┌──

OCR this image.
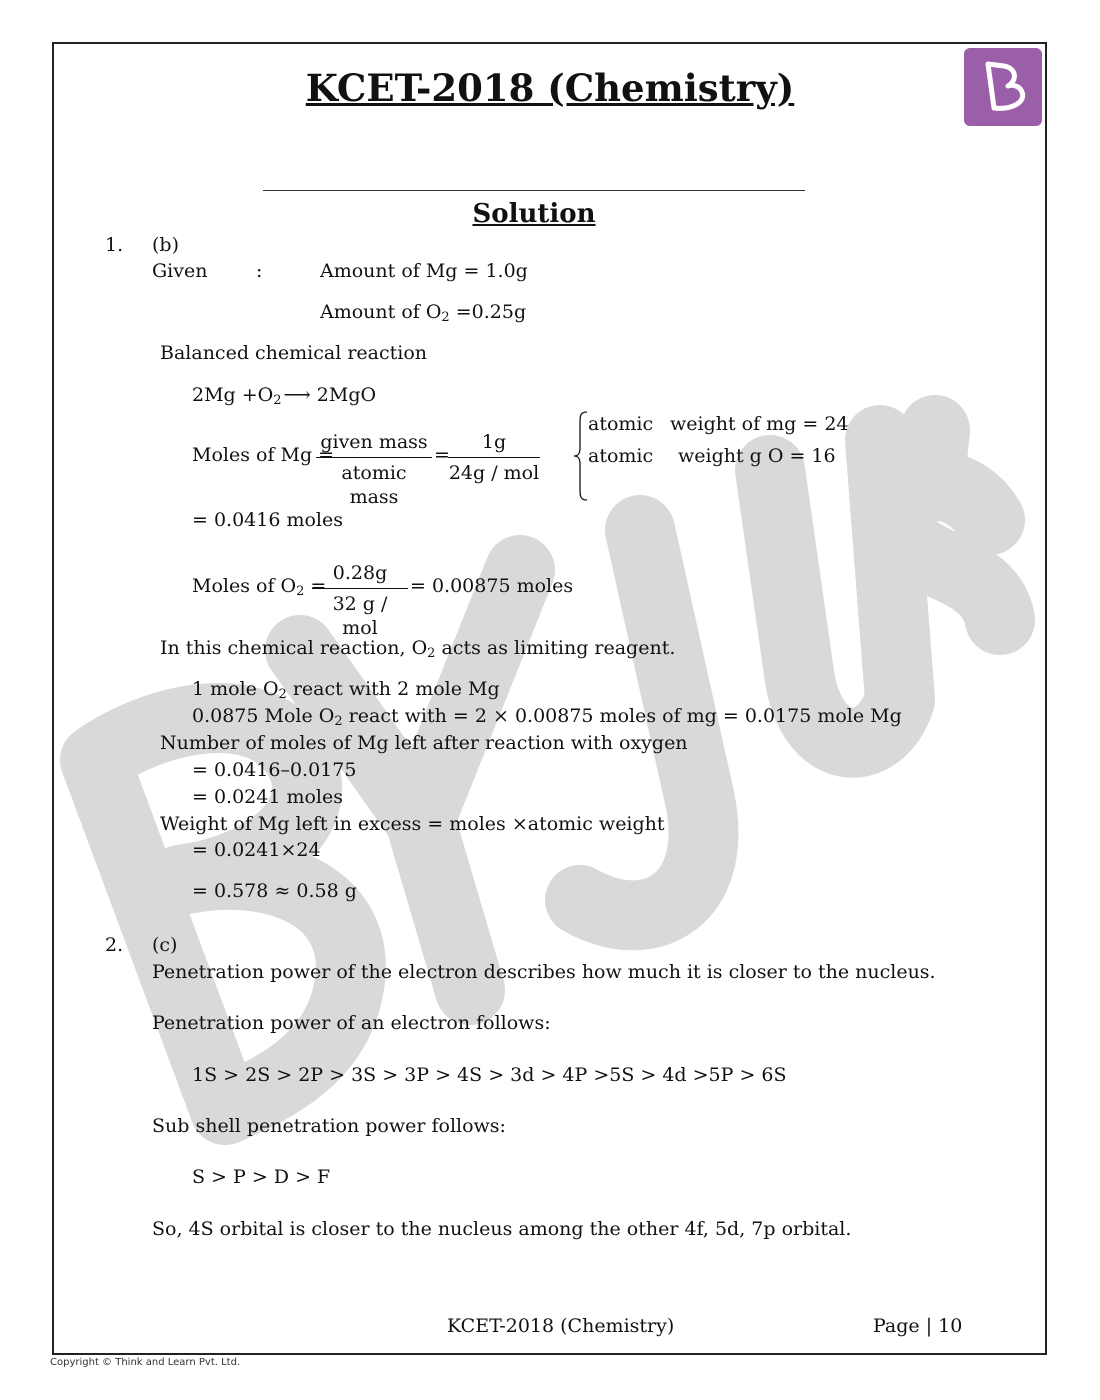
KCET-2018 (Chemistry)
Solution
1. (b)
Given	:	Amount of Mg = 1.0g
Amount of O2 =0.25g
Balanced chemical reaction
2Mg +O2 ⟶ 2MgO
Moles of Mg =
given mass
atomic mass
=
1g
24g / mol
atomic weight of mg = 24
atomic weight g O = 16
= 0.0416 moles
Moles of O2 =
0.28g
32 g / mol
= 0.00875 moles
In this chemical reaction, O2 acts as limiting reagent.
1 mole O2 react with 2 mole Mg
0.0875 Mole O2 react with = 2 × 0.00875 moles of mg = 0.0175 mole Mg
Number of moles of Mg left after reaction with oxygen
= 0.0416–0.0175
= 0.0241 moles
Weight of Mg left in excess = moles ×atomic weight
= 0.0241×24
= 0.578 ≈ 0.58 g
2. (c)
Penetration power of the electron describes how much it is closer to the nucleus.
Penetration power of an electron follows:
1S > 2S > 2P > 3S > 3P > 4S > 3d > 4P >5S > 4d >5P > 6S
Sub shell penetration power follows:
S > P > D > F
So, 4S orbital is closer to the nucleus among the other 4f, 5d, 7p orbital.
KCET-2018 (Chemistry)	Page | 10
Copyright © Think and Learn Pvt. Ltd.
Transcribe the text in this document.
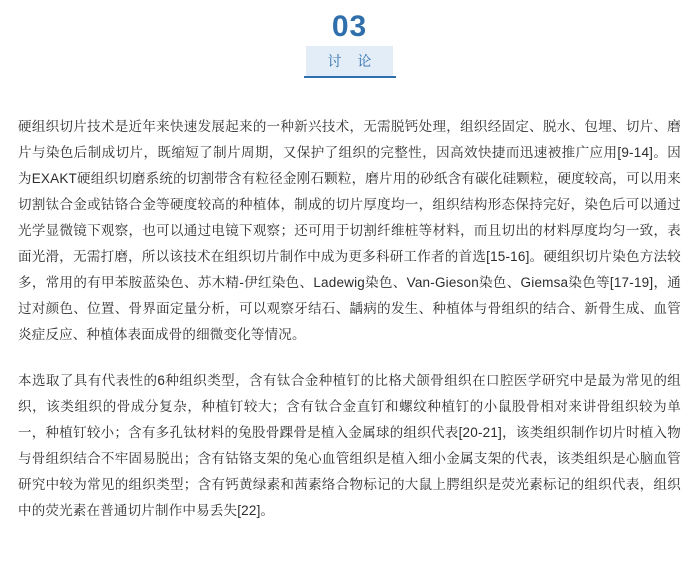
03
讨 论

硬组织切片技术是近年来快速发展起来的一种新兴技术，无需脱钙处理，组织经固定、脱水、包埋、切片、磨片与染色后制成切片，既缩短了制片周期，又保护了组织的完整性，因高效快捷而迅速被推广应用[9-14]。因为EXAKT硬组织切磨系统的切割带含有粒径金刚石颗粒，磨片用的砂纸含有碳化硅颗粒，硬度较高，可以用来切割钛合金或钴铬合金等硬度较高的种植体，制成的切片厚度均一，组织结构形态保持完好，染色后可以通过光学显微镜下观察，也可以通过电镜下观察；还可用于切割纤维桩等材料，而且切出的材料厚度均匀一致，表面光滑，无需打磨，所以该技术在组织切片制作中成为更多科研工作者的首选[15-16]。硬组织切片染色方法较多，常用的有甲苯胺蓝染色、苏木精-伊红染色、Ladewig染色、Van-Gieson染色、Giemsa染色等[17-19]，通过对颜色、位置、骨界面定量分析，可以观察牙结石、龋病的发生、种植体与骨组织的结合、新骨生成、血管炎症反应、种植体表面成骨的细微变化等情况。

本选取了具有代表性的6种组织类型，含有钛合金种植钉的比格犬颌骨组织在口腔医学研究中是最为常见的组织，该类组织的骨成分复杂，种植钉较大；含有钛合金直钉和螺纹种植钉的小鼠股骨相对来讲骨组织较为单一，种植钉较小；含有多孔钛材料的兔股骨踝骨是植入金属球的组织代表[20-21]，该类组织制作切片时植入物与骨组织结合不牢固易脱出；含有钴铬支架的兔心血管组织是植入细小金属支架的代表，该类组织是心脑血管研究中较为常见的组织类型；含有钙黄绿素和茜素络合物标记的大鼠上腭组织是荧光素标记的组织代表，组织中的荧光素在普通切片制作中易丢失[22]。
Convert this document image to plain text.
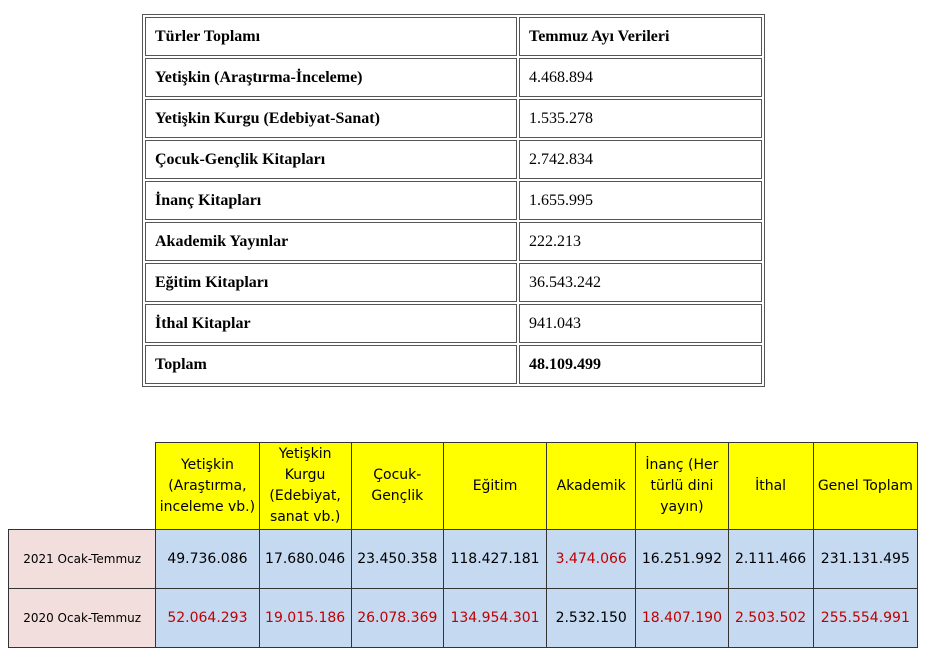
Türler Toplamı	Temmuz Ayı Verileri
Yetişkin (Araştırma-İnceleme)	4.468.894
Yetişkin Kurgu (Edebiyat-Sanat)	1.535.278
Çocuk-Gençlik Kitapları	2.742.834
İnanç Kitapları	1.655.995
Akademik Yayınlar	222.213
Eğitim Kitapları	36.543.242
İthal Kitaplar	941.043
Toplam	48.109.499
	Yetişkin (Araştırma, inceleme vb.)	Yetişkin Kurgu (Edebiyat, sanat vb.)	Çocuk-Gençlik	Eğitim	Akademik	İnanç (Her türlü dini yayın)	İthal	Genel Toplam
2021 Ocak-Temmuz	49.736.086	17.680.046	23.450.358	118.427.181	3.474.066	16.251.992	2.111.466	231.131.495
2020 Ocak-Temmuz	52.064.293	19.015.186	26.078.369	134.954.301	2.532.150	18.407.190	2.503.502	255.554.991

└──

Set the listing down in full and exactly. Pictures within it should not appear in the copy.

OCR this image.
KCET-2018 (Chemistry)
Solution
1. (b)
Given	:	Amount of Mg = 1.0g
Amount of O2 =0.25g
Balanced chemical reaction
2Mg +O2 ⟶ 2MgO
Moles of Mg =
given mass
atomic mass
=
1g
24g / mol
atomic weight of mg = 24
atomic weight g O = 16
= 0.0416 moles
Moles of O2 =
0.28g
32 g / mol
= 0.00875 moles
In this chemical reaction, O2 acts as limiting reagent.
1 mole O2 react with 2 mole Mg
0.0875 Mole O2 react with = 2 × 0.00875 moles of mg = 0.0175 mole Mg
Number of moles of Mg left after reaction with oxygen
= 0.0416–0.0175
= 0.0241 moles
Weight of Mg left in excess = moles ×atomic weight
= 0.0241×24
= 0.578 ≈ 0.58 g
2. (c)
Penetration power of the electron describes how much it is closer to the nucleus.
Penetration power of an electron follows:
1S > 2S > 2P > 3S > 3P > 4S > 3d > 4P >5S > 4d >5P > 6S
Sub shell penetration power follows:
S > P > D > F
So, 4S orbital is closer to the nucleus among the other 4f, 5d, 7p orbital.
KCET-2018 (Chemistry)	Page | 10
Copyright © Think and Learn Pvt. Ltd.
Transcribe the text in this document.
03
讨 论

硬组织切片技术是近年来快速发展起来的一种新兴技术，无需脱钙处理，组织经固定、脱水、包埋、切片、磨片与染色后制成切片，既缩短了制片周期，又保护了组织的完整性，因高效快捷而迅速被推广应用[9-14]。因为EXAKT硬组织切磨系统的切割带含有粒径金刚石颗粒，磨片用的砂纸含有碳化硅颗粒，硬度较高，可以用来切割钛合金或钴铬合金等硬度较高的种植体，制成的切片厚度均一，组织结构形态保持完好，染色后可以通过光学显微镜下观察，也可以通过电镜下观察；还可用于切割纤维桩等材料，而且切出的材料厚度均匀一致，表面光滑，无需打磨，所以该技术在组织切片制作中成为更多科研工作者的首选[15-16]。硬组织切片染色方法较多，常用的有甲苯胺蓝染色、苏木精-伊红染色、Ladewig染色、Van-Gieson染色、Giemsa染色等[17-19]，通过对颜色、位置、骨界面定量分析，可以观察牙结石、龋病的发生、种植体与骨组织的结合、新骨生成、血管炎症反应、种植体表面成骨的细微变化等情况。

本选取了具有代表性的6种组织类型，含有钛合金种植钉的比格犬颌骨组织在口腔医学研究中是最为常见的组织，该类组织的骨成分复杂，种植钉较大；含有钛合金直钉和螺纹种植钉的小鼠股骨相对来讲骨组织较为单一，种植钉较小；含有多孔钛材料的兔股骨踝骨是植入金属球的组织代表[20-21]，该类组织制作切片时植入物与骨组织结合不牢固易脱出；含有钴铬支架的兔心血管组织是植入细小金属支架的代表，该类组织是心脑血管研究中较为常见的组织类型；含有钙黄绿素和茜素络合物标记的大鼠上腭组织是荧光素标记的组织代表，组织中的荧光素在普通切片制作中易丢失[22]。
Convert this document image to plain text.
Türler Toplamı	Temmuz Ayı Verileri
Yetişkin (Araştırma-İnceleme)	4.468.894
Yetişkin Kurgu (Edebiyat-Sanat)	1.535.278
Çocuk-Gençlik Kitapları	2.742.834
İnanç Kitapları	1.655.995
Akademik Yayınlar	222.213
Eğitim Kitapları	36.543.242
İthal Kitaplar	941.043
Toplam	48.109.499
	Yetişkin (Araştırma, inceleme vb.)	Yetişkin Kurgu (Edebiyat, sanat vb.)	Çocuk-Gençlik	Eğitim	Akademik	İnanç (Her türlü dini yayın)	İthal	Genel Toplam
2021 Ocak-Temmuz	49.736.086	17.680.046	23.450.358	118.427.181	3.474.066	16.251.992	2.111.466	231.131.495
2020 Ocak-Temmuz	52.064.293	19.015.186	26.078.369	134.954.301	2.532.150	18.407.190	2.503.502	255.554.991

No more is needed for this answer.